Aim:
Collect each line of the records containing the string "informació".

+++ Data in this exercise +++

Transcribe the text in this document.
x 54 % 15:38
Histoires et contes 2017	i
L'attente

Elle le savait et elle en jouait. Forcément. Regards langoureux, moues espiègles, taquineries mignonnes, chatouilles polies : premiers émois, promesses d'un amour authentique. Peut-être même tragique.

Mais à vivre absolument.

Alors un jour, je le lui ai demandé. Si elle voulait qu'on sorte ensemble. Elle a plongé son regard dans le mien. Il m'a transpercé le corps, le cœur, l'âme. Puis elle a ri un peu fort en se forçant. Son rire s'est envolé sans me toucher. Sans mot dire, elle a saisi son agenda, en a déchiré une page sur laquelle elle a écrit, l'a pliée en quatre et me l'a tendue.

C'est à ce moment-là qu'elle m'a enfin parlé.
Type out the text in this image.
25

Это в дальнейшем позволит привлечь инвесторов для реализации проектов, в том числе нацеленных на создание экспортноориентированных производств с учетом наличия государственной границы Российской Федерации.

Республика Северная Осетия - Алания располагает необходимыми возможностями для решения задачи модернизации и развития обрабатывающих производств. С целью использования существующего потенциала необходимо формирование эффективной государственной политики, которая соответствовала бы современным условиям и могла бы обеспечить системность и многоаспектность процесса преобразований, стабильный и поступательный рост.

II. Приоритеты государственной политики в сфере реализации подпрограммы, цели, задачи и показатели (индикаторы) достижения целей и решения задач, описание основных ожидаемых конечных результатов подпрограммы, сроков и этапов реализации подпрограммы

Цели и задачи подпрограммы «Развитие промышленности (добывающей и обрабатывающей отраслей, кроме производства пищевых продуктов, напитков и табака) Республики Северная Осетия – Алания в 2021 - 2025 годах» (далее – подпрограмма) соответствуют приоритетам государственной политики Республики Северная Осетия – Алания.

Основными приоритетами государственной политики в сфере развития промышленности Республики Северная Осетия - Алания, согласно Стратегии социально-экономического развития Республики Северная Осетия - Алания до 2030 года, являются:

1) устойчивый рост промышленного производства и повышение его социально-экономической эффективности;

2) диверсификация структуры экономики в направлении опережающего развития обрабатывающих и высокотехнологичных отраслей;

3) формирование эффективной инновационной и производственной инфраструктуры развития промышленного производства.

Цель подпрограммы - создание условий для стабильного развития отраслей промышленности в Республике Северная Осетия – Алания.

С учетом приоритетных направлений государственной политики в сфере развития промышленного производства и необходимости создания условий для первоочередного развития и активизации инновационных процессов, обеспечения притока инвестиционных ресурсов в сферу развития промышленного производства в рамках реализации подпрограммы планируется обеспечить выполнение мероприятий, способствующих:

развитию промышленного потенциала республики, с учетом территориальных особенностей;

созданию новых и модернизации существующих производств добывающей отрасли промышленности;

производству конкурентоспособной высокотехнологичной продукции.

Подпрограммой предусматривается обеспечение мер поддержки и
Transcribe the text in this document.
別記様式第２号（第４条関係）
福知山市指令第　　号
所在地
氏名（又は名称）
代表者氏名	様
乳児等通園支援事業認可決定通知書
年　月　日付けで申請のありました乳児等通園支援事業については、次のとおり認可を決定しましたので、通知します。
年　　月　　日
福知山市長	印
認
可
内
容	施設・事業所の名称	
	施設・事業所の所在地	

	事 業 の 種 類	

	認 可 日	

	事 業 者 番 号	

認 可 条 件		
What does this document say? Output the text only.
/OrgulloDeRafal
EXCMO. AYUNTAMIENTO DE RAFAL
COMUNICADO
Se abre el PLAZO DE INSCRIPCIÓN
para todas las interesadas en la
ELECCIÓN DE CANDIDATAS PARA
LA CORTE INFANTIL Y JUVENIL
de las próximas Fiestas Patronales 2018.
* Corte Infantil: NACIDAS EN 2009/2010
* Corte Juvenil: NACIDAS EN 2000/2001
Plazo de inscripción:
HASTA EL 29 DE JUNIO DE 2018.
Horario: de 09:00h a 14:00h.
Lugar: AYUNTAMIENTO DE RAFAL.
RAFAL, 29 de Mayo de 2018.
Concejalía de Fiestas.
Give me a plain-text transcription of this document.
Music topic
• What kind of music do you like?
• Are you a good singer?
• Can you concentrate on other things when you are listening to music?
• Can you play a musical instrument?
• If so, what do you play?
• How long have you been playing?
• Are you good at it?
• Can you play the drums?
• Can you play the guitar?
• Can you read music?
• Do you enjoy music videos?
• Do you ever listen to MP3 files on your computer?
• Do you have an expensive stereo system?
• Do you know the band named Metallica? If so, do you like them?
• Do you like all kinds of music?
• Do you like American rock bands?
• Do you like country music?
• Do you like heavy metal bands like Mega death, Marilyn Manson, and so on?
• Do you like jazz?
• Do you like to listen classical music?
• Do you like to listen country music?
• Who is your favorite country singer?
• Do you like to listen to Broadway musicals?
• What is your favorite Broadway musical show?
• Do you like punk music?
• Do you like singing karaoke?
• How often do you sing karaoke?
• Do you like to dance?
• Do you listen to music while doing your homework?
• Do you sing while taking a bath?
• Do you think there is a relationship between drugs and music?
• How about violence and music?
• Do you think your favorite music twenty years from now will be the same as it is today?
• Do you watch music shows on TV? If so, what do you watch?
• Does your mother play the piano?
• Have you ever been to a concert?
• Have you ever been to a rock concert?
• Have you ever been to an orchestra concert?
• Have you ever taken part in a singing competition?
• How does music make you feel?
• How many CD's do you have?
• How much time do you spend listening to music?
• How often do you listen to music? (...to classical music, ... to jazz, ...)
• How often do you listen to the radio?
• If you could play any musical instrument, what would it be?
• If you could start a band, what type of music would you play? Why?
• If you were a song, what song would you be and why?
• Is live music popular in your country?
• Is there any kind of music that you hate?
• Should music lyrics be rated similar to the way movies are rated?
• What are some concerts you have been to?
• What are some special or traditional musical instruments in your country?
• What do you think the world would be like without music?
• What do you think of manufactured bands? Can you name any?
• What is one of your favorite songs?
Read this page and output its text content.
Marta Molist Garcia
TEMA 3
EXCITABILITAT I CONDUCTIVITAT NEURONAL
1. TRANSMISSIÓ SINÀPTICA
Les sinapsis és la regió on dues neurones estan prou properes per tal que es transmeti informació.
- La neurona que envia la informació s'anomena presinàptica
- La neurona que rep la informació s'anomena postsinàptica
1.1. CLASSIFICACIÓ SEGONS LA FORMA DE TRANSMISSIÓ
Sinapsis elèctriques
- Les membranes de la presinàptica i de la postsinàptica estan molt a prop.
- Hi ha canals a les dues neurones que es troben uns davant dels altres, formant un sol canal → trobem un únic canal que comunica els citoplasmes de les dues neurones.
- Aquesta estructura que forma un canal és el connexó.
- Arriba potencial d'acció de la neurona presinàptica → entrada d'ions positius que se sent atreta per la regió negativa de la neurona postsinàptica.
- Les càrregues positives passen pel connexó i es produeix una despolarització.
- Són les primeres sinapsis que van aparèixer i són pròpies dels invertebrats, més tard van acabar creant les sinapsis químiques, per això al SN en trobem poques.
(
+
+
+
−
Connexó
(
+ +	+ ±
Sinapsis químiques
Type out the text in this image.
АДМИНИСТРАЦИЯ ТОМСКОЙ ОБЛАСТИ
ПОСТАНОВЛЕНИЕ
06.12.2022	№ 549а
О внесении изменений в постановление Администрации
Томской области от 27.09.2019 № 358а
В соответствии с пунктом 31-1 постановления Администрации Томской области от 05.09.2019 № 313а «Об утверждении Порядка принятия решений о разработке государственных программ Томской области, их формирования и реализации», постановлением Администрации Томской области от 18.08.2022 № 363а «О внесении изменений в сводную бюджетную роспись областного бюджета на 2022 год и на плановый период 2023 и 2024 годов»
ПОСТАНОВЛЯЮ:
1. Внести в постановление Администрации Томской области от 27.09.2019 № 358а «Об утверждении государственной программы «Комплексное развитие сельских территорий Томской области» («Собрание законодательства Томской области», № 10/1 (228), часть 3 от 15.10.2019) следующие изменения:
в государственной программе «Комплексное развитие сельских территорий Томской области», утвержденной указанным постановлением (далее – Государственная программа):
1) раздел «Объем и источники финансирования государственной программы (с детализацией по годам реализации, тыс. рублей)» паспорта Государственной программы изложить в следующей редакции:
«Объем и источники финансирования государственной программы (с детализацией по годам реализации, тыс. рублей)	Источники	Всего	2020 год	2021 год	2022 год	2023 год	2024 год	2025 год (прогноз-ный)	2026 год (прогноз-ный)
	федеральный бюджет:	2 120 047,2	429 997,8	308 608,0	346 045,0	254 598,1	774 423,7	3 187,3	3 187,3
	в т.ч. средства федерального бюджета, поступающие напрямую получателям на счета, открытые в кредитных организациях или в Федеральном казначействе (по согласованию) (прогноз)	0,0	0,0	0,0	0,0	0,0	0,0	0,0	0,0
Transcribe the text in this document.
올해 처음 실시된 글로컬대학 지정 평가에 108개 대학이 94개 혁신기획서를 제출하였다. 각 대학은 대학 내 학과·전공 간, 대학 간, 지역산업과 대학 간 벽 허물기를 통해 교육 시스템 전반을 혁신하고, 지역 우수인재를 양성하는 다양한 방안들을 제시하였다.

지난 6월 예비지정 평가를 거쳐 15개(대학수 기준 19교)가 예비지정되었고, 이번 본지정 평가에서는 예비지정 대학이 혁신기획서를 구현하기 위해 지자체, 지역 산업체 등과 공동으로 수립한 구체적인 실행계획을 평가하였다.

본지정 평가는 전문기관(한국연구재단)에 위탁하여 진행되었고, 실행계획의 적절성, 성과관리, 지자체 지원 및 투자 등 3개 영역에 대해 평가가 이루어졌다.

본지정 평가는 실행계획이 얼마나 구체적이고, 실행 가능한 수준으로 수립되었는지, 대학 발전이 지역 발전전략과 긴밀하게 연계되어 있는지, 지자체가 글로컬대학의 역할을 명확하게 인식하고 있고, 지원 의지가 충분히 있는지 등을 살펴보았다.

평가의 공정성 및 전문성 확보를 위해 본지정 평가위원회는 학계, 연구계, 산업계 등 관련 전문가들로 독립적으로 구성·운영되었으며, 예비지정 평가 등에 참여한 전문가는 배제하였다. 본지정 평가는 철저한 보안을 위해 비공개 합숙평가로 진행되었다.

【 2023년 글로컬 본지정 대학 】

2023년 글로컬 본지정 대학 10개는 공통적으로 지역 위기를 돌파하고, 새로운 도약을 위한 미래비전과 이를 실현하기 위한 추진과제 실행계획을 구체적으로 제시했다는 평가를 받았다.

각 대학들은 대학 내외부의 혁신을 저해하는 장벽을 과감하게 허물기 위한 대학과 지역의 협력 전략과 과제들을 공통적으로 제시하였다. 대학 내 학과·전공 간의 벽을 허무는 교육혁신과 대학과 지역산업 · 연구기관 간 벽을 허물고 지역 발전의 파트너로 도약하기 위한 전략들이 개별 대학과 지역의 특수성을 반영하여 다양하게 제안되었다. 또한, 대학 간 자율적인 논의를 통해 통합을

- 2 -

+++

Solution to this exercise:
Les sinapsis és la regió on dues neurones estan prou properes per tal que es transmeti informació.
- La neurona que envia la informació s'anomena presinàptica
- La neurona que rep la informació s'anomena postsinàptica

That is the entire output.